→ **SHORT EXERCISE**
Gather up all lines that carry the word "ADAPTOR".

+++ SOURCE RECORDS +++

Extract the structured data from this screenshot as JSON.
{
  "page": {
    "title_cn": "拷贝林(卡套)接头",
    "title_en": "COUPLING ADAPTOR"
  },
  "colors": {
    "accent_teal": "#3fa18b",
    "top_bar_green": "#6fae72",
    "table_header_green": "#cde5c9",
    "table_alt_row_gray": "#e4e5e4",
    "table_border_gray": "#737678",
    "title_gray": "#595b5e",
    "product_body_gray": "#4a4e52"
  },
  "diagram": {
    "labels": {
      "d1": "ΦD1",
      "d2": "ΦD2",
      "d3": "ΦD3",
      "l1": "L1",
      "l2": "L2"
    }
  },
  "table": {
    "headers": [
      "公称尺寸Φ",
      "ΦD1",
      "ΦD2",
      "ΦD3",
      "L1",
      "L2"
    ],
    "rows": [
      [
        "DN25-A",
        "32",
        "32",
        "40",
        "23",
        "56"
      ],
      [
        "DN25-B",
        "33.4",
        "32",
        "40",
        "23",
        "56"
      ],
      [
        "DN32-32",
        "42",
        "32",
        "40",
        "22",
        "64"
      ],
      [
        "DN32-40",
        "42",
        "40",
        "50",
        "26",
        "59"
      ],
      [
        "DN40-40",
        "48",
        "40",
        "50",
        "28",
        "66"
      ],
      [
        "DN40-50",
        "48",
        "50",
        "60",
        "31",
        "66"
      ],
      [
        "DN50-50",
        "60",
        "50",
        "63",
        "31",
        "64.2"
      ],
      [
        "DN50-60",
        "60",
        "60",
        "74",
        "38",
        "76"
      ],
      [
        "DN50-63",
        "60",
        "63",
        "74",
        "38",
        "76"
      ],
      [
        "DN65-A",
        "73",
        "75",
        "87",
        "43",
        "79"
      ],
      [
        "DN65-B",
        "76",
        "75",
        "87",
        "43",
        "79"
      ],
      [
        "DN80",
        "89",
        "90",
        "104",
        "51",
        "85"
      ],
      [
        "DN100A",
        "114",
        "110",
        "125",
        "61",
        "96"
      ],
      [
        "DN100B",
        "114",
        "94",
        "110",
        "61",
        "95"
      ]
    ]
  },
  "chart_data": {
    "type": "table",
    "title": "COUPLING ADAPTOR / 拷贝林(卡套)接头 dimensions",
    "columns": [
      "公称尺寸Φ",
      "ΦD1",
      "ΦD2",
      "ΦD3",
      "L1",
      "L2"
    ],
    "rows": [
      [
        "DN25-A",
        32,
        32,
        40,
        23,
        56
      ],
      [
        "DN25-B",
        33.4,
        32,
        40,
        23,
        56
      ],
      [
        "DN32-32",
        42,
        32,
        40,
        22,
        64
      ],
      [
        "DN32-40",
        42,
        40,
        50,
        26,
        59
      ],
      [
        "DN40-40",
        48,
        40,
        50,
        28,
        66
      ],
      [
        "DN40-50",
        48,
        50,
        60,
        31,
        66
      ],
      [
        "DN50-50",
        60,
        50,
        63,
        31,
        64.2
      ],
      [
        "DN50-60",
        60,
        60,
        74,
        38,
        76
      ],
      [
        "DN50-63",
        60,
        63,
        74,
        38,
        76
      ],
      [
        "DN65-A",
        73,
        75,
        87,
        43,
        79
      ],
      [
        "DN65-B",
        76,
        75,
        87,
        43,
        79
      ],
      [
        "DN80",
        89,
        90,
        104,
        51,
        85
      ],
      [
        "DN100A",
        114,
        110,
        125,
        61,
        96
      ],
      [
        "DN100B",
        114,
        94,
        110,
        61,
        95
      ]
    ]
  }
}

+++

→ **ANSWER TO THIS EXERCISE**
    "title_en": "COUPLING ADAPTOR"
    "title": "COUPLING ADAPTOR / 拷贝林(卡套)接头 dimensions",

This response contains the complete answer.